Directive
Go through the lines below and copy each one that holds the string "GCHC".

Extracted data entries
-- BEGIN --
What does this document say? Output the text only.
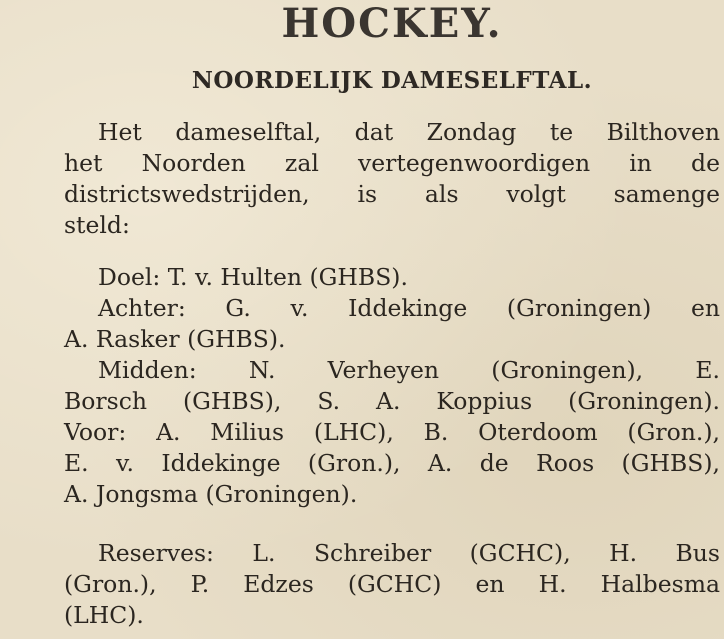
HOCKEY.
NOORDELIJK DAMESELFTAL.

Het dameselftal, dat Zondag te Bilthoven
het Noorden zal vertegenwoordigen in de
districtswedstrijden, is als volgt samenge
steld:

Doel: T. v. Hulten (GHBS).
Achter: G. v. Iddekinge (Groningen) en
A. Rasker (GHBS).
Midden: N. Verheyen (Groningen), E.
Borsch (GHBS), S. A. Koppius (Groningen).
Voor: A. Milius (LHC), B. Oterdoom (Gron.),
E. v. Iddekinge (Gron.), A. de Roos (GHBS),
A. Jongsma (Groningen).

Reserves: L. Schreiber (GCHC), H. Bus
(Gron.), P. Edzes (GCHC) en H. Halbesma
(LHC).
-- END --
Expected answer
Reserves: L. Schreiber (GCHC), H. Bus
(Gron.), P. Edzes (GCHC) en H. Halbesma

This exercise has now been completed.